### Supplied material

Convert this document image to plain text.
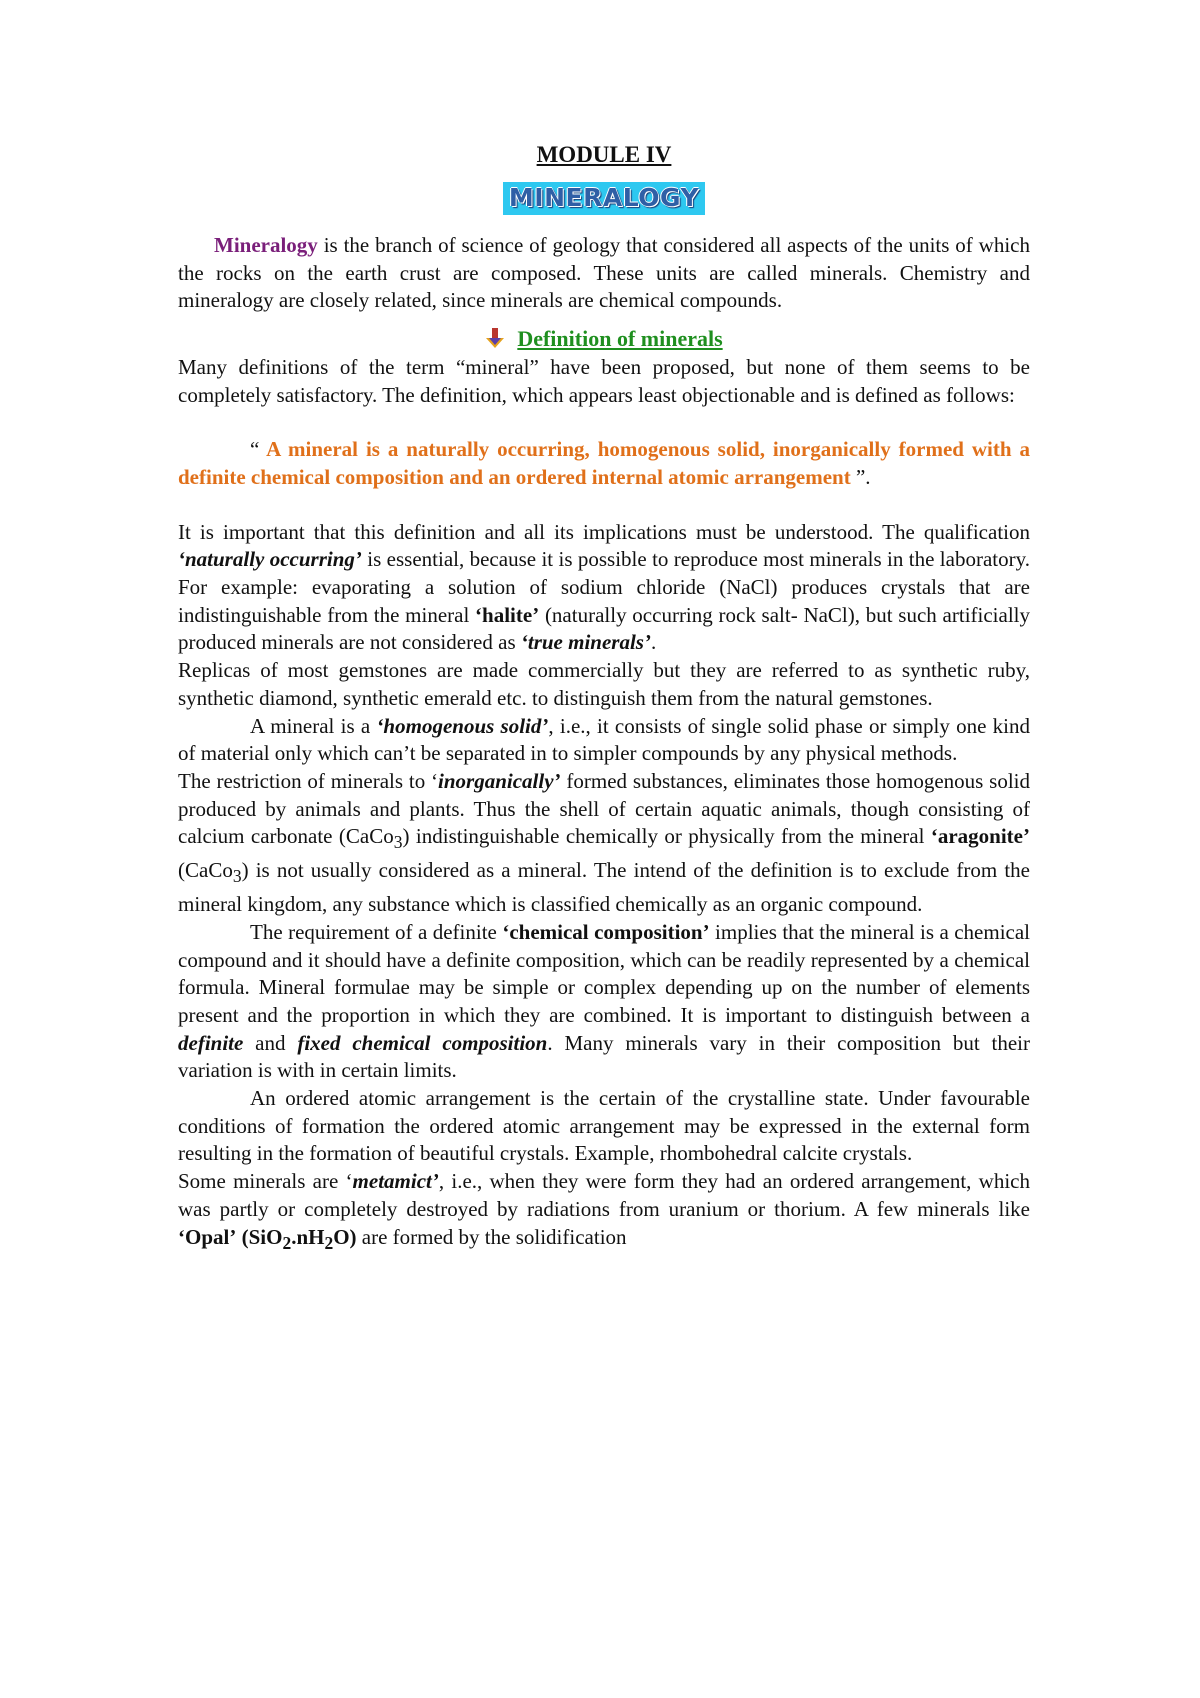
MODULE IV
MINERALOGY

Mineralogy is the branch of science of geology that considered all aspects of the units of which the rocks on the earth crust are composed. These units are called minerals. Chemistry and mineralogy are closely related, since minerals are chemical compounds.

Definition of minerals

Many definitions of the term “mineral” have been proposed, but none of them seems to be completely satisfactory. The definition, which appears least objectionable and is defined as follows:

“ A mineral is a naturally occurring, homogenous solid, inorganically formed with a definite chemical composition and an ordered internal atomic arrangement ”.

It is important that this definition and all its implications must be understood. The qualification ‘naturally occurring’ is essential, because it is possible to reproduce most minerals in the laboratory. For example: evaporating a solution of sodium chloride (NaCl) produces crystals that are indistinguishable from the mineral ‘halite’ (naturally occurring rock salt- NaCl), but such artificially produced minerals are not considered as ‘true minerals’.

Replicas of most gemstones are made commercially but they are referred to as synthetic ruby, synthetic diamond, synthetic emerald etc. to distinguish them from the natural gemstones.

A mineral is a ‘homogenous solid’, i.e., it consists of single solid phase or simply one kind of material only which can’t be separated in to simpler compounds by any physical methods.

The restriction of minerals to ‘inorganically’ formed substances, eliminates those homogenous solid produced by animals and plants. Thus the shell of certain aquatic animals, though consisting of calcium carbonate (CaCo$_3$) indistinguishable chemically or physically from the mineral ‘aragonite’ (CaCo$_3$) is not usually considered as a mineral. The intend of the definition is to exclude from the mineral kingdom, any substance which is classified chemically as an organic compound.

The requirement of a definite ‘chemical composition’ implies that the mineral is a chemical compound and it should have a definite composition, which can be readily represented by a chemical formula. Mineral formulae may be simple or complex depending up on the number of elements present and the proportion in which they are combined. It is important to distinguish between a definite and fixed chemical composition. Many minerals vary in their composition but their variation is with in certain limits.

An ordered atomic arrangement is the certain of the crystalline state. Under favourable conditions of formation the ordered atomic arrangement may be expressed in the external form resulting in the formation of beautiful crystals. Example, rhombohedral calcite crystals.

Some minerals are ‘metamict’, i.e., when they were form they had an ordered arrangement, which was partly or completely destroyed by radiations from uranium or thorium. A few minerals like ‘Opal’ $(SiO_2.nH_2O)$ are formed by the solidification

######

__Directions__: Copy each line of the listing that holds the word "this".

__Response to the task__:
Convert this document image to plain text.
It is important that this definition and all its implications must be understood. The qualification ‘naturally occurring’ is essential, because it is possible to reproduce most minerals in the laboratory. For example: evaporating a solution of sodium chloride (NaCl) produces crystals that are indistinguishable from the mineral ‘halite’ (naturally occurring rock salt- NaCl), but such artificially produced minerals are not considered as ‘true minerals’.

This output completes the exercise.